Exercise requirements →
Reproduce all entries precisely, down to the last character.

Data to use →

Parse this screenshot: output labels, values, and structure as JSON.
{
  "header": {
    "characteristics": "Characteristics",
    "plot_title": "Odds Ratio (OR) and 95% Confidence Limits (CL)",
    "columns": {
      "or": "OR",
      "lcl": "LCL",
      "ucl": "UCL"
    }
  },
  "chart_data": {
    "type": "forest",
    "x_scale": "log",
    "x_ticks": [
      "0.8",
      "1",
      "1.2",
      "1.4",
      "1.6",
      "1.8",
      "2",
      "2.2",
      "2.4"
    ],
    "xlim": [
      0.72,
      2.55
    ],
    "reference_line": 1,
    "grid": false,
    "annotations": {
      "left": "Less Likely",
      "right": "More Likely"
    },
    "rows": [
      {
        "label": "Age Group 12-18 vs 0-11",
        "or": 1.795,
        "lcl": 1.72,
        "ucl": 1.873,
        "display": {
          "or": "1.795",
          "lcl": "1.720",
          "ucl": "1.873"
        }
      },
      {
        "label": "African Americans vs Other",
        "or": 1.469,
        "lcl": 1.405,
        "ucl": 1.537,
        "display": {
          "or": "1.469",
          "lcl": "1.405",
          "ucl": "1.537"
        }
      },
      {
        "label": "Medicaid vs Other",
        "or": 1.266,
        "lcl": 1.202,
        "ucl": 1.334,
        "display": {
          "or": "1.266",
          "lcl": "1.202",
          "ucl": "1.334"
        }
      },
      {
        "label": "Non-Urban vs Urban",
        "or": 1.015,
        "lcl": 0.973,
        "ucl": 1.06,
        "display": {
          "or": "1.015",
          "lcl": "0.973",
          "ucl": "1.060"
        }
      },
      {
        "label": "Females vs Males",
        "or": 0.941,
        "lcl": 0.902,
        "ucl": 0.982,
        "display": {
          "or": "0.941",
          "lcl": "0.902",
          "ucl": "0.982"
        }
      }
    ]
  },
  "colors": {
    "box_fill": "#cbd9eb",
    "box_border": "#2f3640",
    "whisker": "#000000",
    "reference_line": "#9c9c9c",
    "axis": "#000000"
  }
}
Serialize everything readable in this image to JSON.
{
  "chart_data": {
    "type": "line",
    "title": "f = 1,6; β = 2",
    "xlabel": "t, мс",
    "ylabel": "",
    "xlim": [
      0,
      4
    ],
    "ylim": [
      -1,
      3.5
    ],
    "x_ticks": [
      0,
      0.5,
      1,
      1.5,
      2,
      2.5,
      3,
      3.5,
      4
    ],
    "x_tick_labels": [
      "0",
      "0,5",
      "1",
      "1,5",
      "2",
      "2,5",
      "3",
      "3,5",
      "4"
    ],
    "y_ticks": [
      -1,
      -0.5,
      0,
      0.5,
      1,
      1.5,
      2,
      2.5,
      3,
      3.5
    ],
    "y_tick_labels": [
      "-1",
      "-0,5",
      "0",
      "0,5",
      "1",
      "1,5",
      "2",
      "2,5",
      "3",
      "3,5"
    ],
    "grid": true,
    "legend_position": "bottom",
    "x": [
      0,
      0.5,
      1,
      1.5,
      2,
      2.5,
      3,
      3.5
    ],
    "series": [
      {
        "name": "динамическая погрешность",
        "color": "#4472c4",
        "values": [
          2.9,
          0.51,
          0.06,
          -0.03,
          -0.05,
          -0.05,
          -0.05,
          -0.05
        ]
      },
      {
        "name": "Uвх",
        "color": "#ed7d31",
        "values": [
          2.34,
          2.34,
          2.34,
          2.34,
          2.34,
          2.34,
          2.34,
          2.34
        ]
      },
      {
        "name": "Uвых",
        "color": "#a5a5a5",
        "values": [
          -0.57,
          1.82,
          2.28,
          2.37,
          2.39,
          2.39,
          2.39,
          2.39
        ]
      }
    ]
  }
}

Exercise answer →
Parse this screenshot: output labels, values, and structure as JSON.
{
  "header": {
    "characteristics": "Characteristics",
    "plot_title": "Odds Ratio (OR) and 95% Confidence Limits (CL)",
    "columns": {
      "or": "OR",
      "lcl": "LCL",
      "ucl": "UCL"
    }
  },
  "chart_data": {
    "type": "forest",
    "x_scale": "log",
    "x_ticks": [
      "0.8",
      "1",
      "1.2",
      "1.4",
      "1.6",
      "1.8",
      "2",
      "2.2",
      "2.4"
    ],
    "xlim": [
      0.72,
      2.55
    ],
    "reference_line": 1,
    "grid": false,
    "annotations": {
      "left": "Less Likely",
      "right": "More Likely"
    },
    "rows": [
      {
        "label": "Age Group 12-18 vs 0-11",
        "or": 1.795,
        "lcl": 1.72,
        "ucl": 1.873,
        "display": {
          "or": "1.795",
          "lcl": "1.720",
          "ucl": "1.873"
        }
      },
      {
        "label": "African Americans vs Other",
        "or": 1.469,
        "lcl": 1.405,
        "ucl": 1.537,
        "display": {
          "or": "1.469",
          "lcl": "1.405",
          "ucl": "1.537"
        }
      },
      {
        "label": "Medicaid vs Other",
        "or": 1.266,
        "lcl": 1.202,
        "ucl": 1.334,
        "display": {
          "or": "1.266",
          "lcl": "1.202",
          "ucl": "1.334"
        }
      },
      {
        "label": "Non-Urban vs Urban",
        "or": 1.015,
        "lcl": 0.973,
        "ucl": 1.06,
        "display": {
          "or": "1.015",
          "lcl": "0.973",
          "ucl": "1.060"
        }
      },
      {
        "label": "Females vs Males",
        "or": 0.941,
        "lcl": 0.902,
        "ucl": 0.982,
        "display": {
          "or": "0.941",
          "lcl": "0.902",
          "ucl": "0.982"
        }
      }
    ]
  },
  "colors": {
    "box_fill": "#cbd9eb",
    "box_border": "#2f3640",
    "whisker": "#000000",
    "reference_line": "#9c9c9c",
    "axis": "#000000"
  }
}
Serialize everything readable in this image to JSON.
{
  "chart_data": {
    "type": "line",
    "title": "f = 1,6; β = 2",
    "xlabel": "t, мс",
    "ylabel": "",
    "xlim": [
      0,
      4
    ],
    "ylim": [
      -1,
      3.5
    ],
    "x_ticks": [
      0,
      0.5,
      1,
      1.5,
      2,
      2.5,
      3,
      3.5,
      4
    ],
    "x_tick_labels": [
      "0",
      "0,5",
      "1",
      "1,5",
      "2",
      "2,5",
      "3",
      "3,5",
      "4"
    ],
    "y_ticks": [
      -1,
      -0.5,
      0,
      0.5,
      1,
      1.5,
      2,
      2.5,
      3,
      3.5
    ],
    "y_tick_labels": [
      "-1",
      "-0,5",
      "0",
      "0,5",
      "1",
      "1,5",
      "2",
      "2,5",
      "3",
      "3,5"
    ],
    "grid": true,
    "legend_position": "bottom",
    "x": [
      0,
      0.5,
      1,
      1.5,
      2,
      2.5,
      3,
      3.5
    ],
    "series": [
      {
        "name": "динамическая погрешность",
        "color": "#4472c4",
        "values": [
          2.9,
          0.51,
          0.06,
          -0.03,
          -0.05,
          -0.05,
          -0.05,
          -0.05
        ]
      },
      {
        "name": "Uвх",
        "color": "#ed7d31",
        "values": [
          2.34,
          2.34,
          2.34,
          2.34,
          2.34,
          2.34,
          2.34,
          2.34
        ]
      },
      {
        "name": "Uвых",
        "color": "#a5a5a5",
        "values": [
          -0.57,
          1.82,
          2.28,
          2.37,
          2.39,
          2.39,
          2.39,
          2.39
        ]
      }
    ]
  }
}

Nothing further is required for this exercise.